DO THIS:
Pull out every line below containing the word "following".
-*-*-
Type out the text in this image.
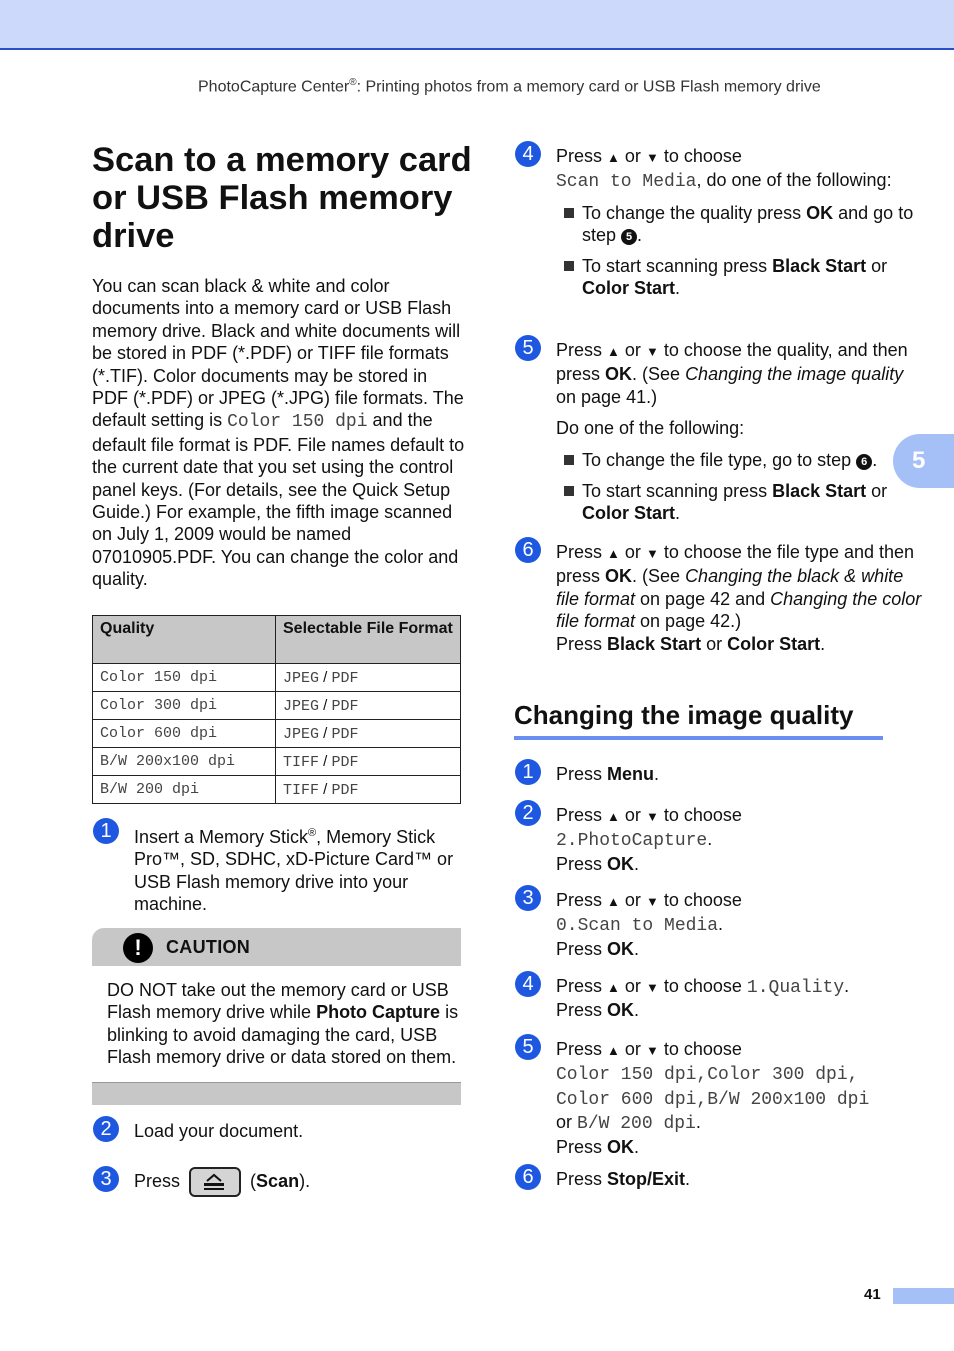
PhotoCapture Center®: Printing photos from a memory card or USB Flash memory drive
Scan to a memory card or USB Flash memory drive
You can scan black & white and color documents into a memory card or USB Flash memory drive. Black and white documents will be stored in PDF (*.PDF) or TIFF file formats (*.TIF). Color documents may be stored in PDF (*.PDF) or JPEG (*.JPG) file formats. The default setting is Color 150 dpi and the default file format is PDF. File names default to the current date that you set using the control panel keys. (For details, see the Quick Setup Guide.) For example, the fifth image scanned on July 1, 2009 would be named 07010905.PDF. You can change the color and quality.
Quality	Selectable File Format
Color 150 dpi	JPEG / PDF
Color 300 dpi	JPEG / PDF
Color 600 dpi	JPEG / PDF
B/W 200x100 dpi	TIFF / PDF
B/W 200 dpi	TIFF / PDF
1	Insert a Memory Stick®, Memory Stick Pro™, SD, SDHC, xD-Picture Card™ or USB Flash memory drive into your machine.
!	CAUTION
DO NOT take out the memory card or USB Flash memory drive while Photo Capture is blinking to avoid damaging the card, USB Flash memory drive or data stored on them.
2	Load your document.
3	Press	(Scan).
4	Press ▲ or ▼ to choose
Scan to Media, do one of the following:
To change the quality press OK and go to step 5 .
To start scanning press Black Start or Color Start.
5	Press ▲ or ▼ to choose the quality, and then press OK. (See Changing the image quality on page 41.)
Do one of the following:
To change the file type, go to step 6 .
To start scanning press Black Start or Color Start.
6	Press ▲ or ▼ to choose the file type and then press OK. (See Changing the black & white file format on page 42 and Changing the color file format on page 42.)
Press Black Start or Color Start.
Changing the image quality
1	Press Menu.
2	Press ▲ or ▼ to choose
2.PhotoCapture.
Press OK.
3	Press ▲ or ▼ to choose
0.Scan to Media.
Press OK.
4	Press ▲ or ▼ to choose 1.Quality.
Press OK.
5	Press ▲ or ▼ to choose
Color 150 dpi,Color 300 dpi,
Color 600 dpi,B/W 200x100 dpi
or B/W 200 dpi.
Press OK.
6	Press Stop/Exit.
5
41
-*-*-
TASK SOLUTION:
Scan to Media, do one of the following:
Do one of the following:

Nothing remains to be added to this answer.